■ **What you are asked to do**:
Copy every line of the listing exactly.

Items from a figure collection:
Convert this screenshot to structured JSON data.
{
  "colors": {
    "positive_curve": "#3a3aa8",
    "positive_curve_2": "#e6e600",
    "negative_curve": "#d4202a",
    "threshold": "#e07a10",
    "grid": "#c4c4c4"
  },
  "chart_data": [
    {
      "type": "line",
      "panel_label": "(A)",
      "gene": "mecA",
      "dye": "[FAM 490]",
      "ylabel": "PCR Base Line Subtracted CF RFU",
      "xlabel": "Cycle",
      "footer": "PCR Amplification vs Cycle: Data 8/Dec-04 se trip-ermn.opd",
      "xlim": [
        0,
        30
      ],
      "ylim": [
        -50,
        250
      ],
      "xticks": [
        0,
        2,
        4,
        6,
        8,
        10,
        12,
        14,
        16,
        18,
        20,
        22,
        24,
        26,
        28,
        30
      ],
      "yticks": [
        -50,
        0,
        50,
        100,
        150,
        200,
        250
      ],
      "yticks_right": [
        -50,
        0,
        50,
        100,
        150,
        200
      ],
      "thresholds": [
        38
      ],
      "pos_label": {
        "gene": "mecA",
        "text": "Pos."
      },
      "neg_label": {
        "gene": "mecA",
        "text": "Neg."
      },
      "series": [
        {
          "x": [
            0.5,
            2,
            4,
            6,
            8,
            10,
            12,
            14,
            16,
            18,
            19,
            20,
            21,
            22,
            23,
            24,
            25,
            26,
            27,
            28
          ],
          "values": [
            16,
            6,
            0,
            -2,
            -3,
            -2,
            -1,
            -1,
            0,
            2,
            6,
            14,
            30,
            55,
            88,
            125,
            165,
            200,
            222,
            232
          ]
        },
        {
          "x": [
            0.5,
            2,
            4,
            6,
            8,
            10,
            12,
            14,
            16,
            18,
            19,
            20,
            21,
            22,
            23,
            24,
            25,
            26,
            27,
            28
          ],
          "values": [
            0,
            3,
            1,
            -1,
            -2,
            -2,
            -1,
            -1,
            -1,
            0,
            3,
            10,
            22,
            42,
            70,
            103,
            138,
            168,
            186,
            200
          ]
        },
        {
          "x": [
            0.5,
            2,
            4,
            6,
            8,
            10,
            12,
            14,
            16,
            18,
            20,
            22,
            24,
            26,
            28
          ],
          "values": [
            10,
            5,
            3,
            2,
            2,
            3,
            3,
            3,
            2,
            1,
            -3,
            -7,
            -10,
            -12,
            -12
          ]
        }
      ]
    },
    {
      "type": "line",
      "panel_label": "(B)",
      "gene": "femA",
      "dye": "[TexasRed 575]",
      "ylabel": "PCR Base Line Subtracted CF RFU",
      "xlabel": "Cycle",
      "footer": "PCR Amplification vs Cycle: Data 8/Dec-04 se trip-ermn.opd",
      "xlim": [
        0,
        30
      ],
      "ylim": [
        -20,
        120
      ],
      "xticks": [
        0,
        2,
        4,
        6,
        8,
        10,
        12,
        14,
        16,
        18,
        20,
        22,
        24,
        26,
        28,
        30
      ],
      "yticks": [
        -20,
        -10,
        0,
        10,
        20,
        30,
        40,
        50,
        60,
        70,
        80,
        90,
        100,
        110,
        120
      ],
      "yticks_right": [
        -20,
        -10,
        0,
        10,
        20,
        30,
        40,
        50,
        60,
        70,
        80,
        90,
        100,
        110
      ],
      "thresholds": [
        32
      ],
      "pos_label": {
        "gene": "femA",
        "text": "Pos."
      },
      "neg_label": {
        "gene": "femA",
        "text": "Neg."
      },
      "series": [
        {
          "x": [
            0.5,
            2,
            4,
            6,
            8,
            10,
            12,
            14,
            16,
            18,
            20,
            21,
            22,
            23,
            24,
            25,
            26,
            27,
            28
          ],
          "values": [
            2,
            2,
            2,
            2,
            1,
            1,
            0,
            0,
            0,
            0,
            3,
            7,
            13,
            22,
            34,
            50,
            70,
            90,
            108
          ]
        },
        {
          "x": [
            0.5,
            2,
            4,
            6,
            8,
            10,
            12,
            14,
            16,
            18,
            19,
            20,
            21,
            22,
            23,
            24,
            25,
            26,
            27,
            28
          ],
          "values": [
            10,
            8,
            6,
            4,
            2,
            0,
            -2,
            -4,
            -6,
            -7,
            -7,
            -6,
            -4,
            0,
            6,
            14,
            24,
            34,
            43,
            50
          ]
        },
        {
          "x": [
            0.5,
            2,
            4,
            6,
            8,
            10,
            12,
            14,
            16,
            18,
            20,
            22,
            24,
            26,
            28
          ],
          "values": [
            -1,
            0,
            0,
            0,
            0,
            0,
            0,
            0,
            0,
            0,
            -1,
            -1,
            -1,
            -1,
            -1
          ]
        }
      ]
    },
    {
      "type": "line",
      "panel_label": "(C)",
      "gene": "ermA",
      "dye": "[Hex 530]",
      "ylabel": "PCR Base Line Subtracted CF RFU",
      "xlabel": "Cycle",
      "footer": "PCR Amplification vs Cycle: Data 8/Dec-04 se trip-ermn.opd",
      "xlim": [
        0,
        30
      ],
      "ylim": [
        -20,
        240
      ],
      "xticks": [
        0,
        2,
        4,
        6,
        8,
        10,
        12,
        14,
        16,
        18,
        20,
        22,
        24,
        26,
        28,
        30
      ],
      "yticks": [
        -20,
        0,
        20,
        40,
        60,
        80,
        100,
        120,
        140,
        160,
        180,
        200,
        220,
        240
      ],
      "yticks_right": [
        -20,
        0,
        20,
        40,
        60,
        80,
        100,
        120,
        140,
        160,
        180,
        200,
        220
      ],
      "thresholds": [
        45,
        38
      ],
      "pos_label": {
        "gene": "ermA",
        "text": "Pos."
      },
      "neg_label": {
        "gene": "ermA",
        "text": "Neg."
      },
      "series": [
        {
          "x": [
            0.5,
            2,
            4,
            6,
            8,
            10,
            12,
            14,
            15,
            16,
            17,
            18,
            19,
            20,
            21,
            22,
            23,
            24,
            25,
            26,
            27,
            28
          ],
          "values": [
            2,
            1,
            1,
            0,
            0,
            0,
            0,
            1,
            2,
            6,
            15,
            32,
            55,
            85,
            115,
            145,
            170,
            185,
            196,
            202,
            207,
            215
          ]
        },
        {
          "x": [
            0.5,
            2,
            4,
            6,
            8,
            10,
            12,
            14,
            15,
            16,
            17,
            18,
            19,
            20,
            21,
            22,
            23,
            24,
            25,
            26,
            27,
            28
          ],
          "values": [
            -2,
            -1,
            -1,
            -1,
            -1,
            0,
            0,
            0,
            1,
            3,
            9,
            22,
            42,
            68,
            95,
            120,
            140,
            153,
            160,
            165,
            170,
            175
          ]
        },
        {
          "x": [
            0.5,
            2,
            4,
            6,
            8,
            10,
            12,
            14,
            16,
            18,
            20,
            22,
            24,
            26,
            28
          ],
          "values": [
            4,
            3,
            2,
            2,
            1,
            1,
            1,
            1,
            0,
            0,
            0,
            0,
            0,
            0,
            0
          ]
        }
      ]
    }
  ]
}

■ **Complete answer**:
Convert this screenshot to structured JSON data.
{
  "colors": {
    "positive_curve": "#3a3aa8",
    "positive_curve_2": "#e6e600",
    "negative_curve": "#d4202a",
    "threshold": "#e07a10",
    "grid": "#c4c4c4"
  },
  "chart_data": [
    {
      "type": "line",
      "panel_label": "(A)",
      "gene": "mecA",
      "dye": "[FAM 490]",
      "ylabel": "PCR Base Line Subtracted CF RFU",
      "xlabel": "Cycle",
      "footer": "PCR Amplification vs Cycle: Data 8/Dec-04 se trip-ermn.opd",
      "xlim": [
        0,
        30
      ],
      "ylim": [
        -50,
        250
      ],
      "xticks": [
        0,
        2,
        4,
        6,
        8,
        10,
        12,
        14,
        16,
        18,
        20,
        22,
        24,
        26,
        28,
        30
      ],
      "yticks": [
        -50,
        0,
        50,
        100,
        150,
        200,
        250
      ],
      "yticks_right": [
        -50,
        0,
        50,
        100,
        150,
        200
      ],
      "thresholds": [
        38
      ],
      "pos_label": {
        "gene": "mecA",
        "text": "Pos."
      },
      "neg_label": {
        "gene": "mecA",
        "text": "Neg."
      },
      "series": [
        {
          "x": [
            0.5,
            2,
            4,
            6,
            8,
            10,
            12,
            14,
            16,
            18,
            19,
            20,
            21,
            22,
            23,
            24,
            25,
            26,
            27,
            28
          ],
          "values": [
            16,
            6,
            0,
            -2,
            -3,
            -2,
            -1,
            -1,
            0,
            2,
            6,
            14,
            30,
            55,
            88,
            125,
            165,
            200,
            222,
            232
          ]
        },
        {
          "x": [
            0.5,
            2,
            4,
            6,
            8,
            10,
            12,
            14,
            16,
            18,
            19,
            20,
            21,
            22,
            23,
            24,
            25,
            26,
            27,
            28
          ],
          "values": [
            0,
            3,
            1,
            -1,
            -2,
            -2,
            -1,
            -1,
            -1,
            0,
            3,
            10,
            22,
            42,
            70,
            103,
            138,
            168,
            186,
            200
          ]
        },
        {
          "x": [
            0.5,
            2,
            4,
            6,
            8,
            10,
            12,
            14,
            16,
            18,
            20,
            22,
            24,
            26,
            28
          ],
          "values": [
            10,
            5,
            3,
            2,
            2,
            3,
            3,
            3,
            2,
            1,
            -3,
            -7,
            -10,
            -12,
            -12
          ]
        }
      ]
    },
    {
      "type": "line",
      "panel_label": "(B)",
      "gene": "femA",
      "dye": "[TexasRed 575]",
      "ylabel": "PCR Base Line Subtracted CF RFU",
      "xlabel": "Cycle",
      "footer": "PCR Amplification vs Cycle: Data 8/Dec-04 se trip-ermn.opd",
      "xlim": [
        0,
        30
      ],
      "ylim": [
        -20,
        120
      ],
      "xticks": [
        0,
        2,
        4,
        6,
        8,
        10,
        12,
        14,
        16,
        18,
        20,
        22,
        24,
        26,
        28,
        30
      ],
      "yticks": [
        -20,
        -10,
        0,
        10,
        20,
        30,
        40,
        50,
        60,
        70,
        80,
        90,
        100,
        110,
        120
      ],
      "yticks_right": [
        -20,
        -10,
        0,
        10,
        20,
        30,
        40,
        50,
        60,
        70,
        80,
        90,
        100,
        110
      ],
      "thresholds": [
        32
      ],
      "pos_label": {
        "gene": "femA",
        "text": "Pos."
      },
      "neg_label": {
        "gene": "femA",
        "text": "Neg."
      },
      "series": [
        {
          "x": [
            0.5,
            2,
            4,
            6,
            8,
            10,
            12,
            14,
            16,
            18,
            20,
            21,
            22,
            23,
            24,
            25,
            26,
            27,
            28
          ],
          "values": [
            2,
            2,
            2,
            2,
            1,
            1,
            0,
            0,
            0,
            0,
            3,
            7,
            13,
            22,
            34,
            50,
            70,
            90,
            108
          ]
        },
        {
          "x": [
            0.5,
            2,
            4,
            6,
            8,
            10,
            12,
            14,
            16,
            18,
            19,
            20,
            21,
            22,
            23,
            24,
            25,
            26,
            27,
            28
          ],
          "values": [
            10,
            8,
            6,
            4,
            2,
            0,
            -2,
            -4,
            -6,
            -7,
            -7,
            -6,
            -4,
            0,
            6,
            14,
            24,
            34,
            43,
            50
          ]
        },
        {
          "x": [
            0.5,
            2,
            4,
            6,
            8,
            10,
            12,
            14,
            16,
            18,
            20,
            22,
            24,
            26,
            28
          ],
          "values": [
            -1,
            0,
            0,
            0,
            0,
            0,
            0,
            0,
            0,
            0,
            -1,
            -1,
            -1,
            -1,
            -1
          ]
        }
      ]
    },
    {
      "type": "line",
      "panel_label": "(C)",
      "gene": "ermA",
      "dye": "[Hex 530]",
      "ylabel": "PCR Base Line Subtracted CF RFU",
      "xlabel": "Cycle",
      "footer": "PCR Amplification vs Cycle: Data 8/Dec-04 se trip-ermn.opd",
      "xlim": [
        0,
        30
      ],
      "ylim": [
        -20,
        240
      ],
      "xticks": [
        0,
        2,
        4,
        6,
        8,
        10,
        12,
        14,
        16,
        18,
        20,
        22,
        24,
        26,
        28,
        30
      ],
      "yticks": [
        -20,
        0,
        20,
        40,
        60,
        80,
        100,
        120,
        140,
        160,
        180,
        200,
        220,
        240
      ],
      "yticks_right": [
        -20,
        0,
        20,
        40,
        60,
        80,
        100,
        120,
        140,
        160,
        180,
        200,
        220
      ],
      "thresholds": [
        45,
        38
      ],
      "pos_label": {
        "gene": "ermA",
        "text": "Pos."
      },
      "neg_label": {
        "gene": "ermA",
        "text": "Neg."
      },
      "series": [
        {
          "x": [
            0.5,
            2,
            4,
            6,
            8,
            10,
            12,
            14,
            15,
            16,
            17,
            18,
            19,
            20,
            21,
            22,
            23,
            24,
            25,
            26,
            27,
            28
          ],
          "values": [
            2,
            1,
            1,
            0,
            0,
            0,
            0,
            1,
            2,
            6,
            15,
            32,
            55,
            85,
            115,
            145,
            170,
            185,
            196,
            202,
            207,
            215
          ]
        },
        {
          "x": [
            0.5,
            2,
            4,
            6,
            8,
            10,
            12,
            14,
            15,
            16,
            17,
            18,
            19,
            20,
            21,
            22,
            23,
            24,
            25,
            26,
            27,
            28
          ],
          "values": [
            -2,
            -1,
            -1,
            -1,
            -1,
            0,
            0,
            0,
            1,
            3,
            9,
            22,
            42,
            68,
            95,
            120,
            140,
            153,
            160,
            165,
            170,
            175
          ]
        },
        {
          "x": [
            0.5,
            2,
            4,
            6,
            8,
            10,
            12,
            14,
            16,
            18,
            20,
            22,
            24,
            26,
            28
          ],
          "values": [
            4,
            3,
            2,
            2,
            1,
            1,
            1,
            1,
            0,
            0,
            0,
            0,
            0,
            0,
            0
          ]
        }
      ]
    }
  ]
}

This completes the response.